─── Trecho apresentado ───

Em um trecho exclusivo da sua carta anual aos acionistas, Warren Buffett olha para um investimento feito em imóveis há algumas décadas atrás e retirou lições que ele divulgou para os acionistas de sua empresa.
“O investimento é mais inteligente quando é metódico.” –Benjamin Graham, O Investidor Inteligente
“Esta frase se encaixa para abrir este artigo porque eu devo a ele muito do que eu sei sobre investimentos. Eu falarei sobre Ben depois, e falarei em breve sobre ações. Mas deixe-me falar primeiro sobre dois pequenos investimentos não-acionários que fiz muito tempo atrás. Apesar de não influenciarem muito no meu patrimônio líquido, eles foram instrutivos.
Este caso começa em Nebraska. De 1973 a 1981, o centro-oeste passou por uma explosão nos preços das fazendas, causada por uma crença geral de que a inflação galopante estava chegando, e sendo alimentada pelas políticas de crédito dos pequenos bancos rurais. Então a bolha estourou, fazendo com que os preços das fazendas diminuíssem 50% ou mais, e devastou os fazendeiros endividados e os seus credores. Bancos de Iowa e Nebraska quebraram em um número cinco vezes maior do que a da Grande Recessão.
Em 1986, eu comprei uma fazenda de 400 acres, localizada a 50 milhas ao norte de Omaha. Ela me custou $280.000 — consideravelmente menos do que o valor financiado pelo banco para o fazendeiro alguns anos antes. Eu não sabia nada sobre fazenda, mas eu tenho um filho que adora, e eu aprendi com ele quanto de milho e soja a fazenda iria produzir e quais seriam as despesas. A partir destas estimativas, eu calculei que o retorno esperado daquela fazenda seria próximo de 10% ao ano. Eu também imaginava que esta produtividade iria aumentar ao longo do tempo, e que o preço da colheita aumentaria também. As duas expectativas se provaram corretas.
Eu não precisei de nenhum conhecimento extraordinário para concluir que aquele investimento não teria espaço para desvalorizar, e potencialmente teria uma valorização substancial. Teria, é claro, colheitas ruins às vezes, e os preços poderiam me desapontar também. Mas e daí? Teriam bons anos também, e eu nunca estaria sob pressão para vender a propriedade.

───

Imprima, sem nenhuma alteração, a parte do trecho sobre investimentos que vai de "Este caso começa" a "da Grande Recessão.".

─── Listagem de dados ───

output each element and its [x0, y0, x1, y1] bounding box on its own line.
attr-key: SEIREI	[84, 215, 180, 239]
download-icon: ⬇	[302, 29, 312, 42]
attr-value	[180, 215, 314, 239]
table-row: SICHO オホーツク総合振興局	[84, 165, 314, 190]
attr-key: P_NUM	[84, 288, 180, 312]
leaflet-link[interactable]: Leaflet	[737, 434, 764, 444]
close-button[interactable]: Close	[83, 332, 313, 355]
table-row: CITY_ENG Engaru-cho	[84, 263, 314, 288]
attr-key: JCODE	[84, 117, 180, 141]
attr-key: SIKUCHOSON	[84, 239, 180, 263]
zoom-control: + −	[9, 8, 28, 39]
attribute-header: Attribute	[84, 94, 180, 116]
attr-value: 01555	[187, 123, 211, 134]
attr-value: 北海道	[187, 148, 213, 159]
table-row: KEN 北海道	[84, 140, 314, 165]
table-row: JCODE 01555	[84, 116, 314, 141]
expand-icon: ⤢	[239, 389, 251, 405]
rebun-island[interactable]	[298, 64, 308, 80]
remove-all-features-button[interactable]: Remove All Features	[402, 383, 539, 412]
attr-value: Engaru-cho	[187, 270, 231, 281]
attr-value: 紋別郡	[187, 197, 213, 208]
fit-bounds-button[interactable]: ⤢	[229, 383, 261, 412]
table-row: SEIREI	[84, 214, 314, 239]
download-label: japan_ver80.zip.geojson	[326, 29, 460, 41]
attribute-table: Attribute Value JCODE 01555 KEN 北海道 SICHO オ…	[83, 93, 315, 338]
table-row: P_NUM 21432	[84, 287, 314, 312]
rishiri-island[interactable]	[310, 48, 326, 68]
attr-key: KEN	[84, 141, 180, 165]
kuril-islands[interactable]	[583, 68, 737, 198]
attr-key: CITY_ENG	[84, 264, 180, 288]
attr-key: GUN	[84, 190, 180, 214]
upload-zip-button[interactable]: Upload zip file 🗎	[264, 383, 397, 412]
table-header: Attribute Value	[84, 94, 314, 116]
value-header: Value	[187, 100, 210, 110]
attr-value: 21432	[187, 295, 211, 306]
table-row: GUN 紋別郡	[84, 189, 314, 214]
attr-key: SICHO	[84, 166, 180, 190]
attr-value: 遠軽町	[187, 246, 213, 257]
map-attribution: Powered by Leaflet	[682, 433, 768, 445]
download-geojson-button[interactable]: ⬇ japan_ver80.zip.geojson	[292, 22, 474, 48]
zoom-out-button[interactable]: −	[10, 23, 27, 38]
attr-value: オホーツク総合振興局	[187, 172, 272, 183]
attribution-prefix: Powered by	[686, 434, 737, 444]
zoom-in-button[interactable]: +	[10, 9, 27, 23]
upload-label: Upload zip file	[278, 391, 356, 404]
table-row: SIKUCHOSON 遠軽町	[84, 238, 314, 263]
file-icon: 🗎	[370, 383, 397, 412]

───

Resultado do exercício:
Este caso começa em Nebraska. De 1973 a 1981, o centro-oeste passou por uma explosão nos preços das fazendas, causada por uma crença geral de que a inflação galopante estava chegando, e sendo alimentada pelas políticas de crédito dos pequenos bancos rurais. Então a bolha estourou, fazendo com que os preços das fazendas diminuíssem 50% ou mais, e devastou os fazendeiros endividados e os seus credores. Bancos de Iowa e Nebraska quebraram em um número cinco vezes maior do que a da Grande Recessão.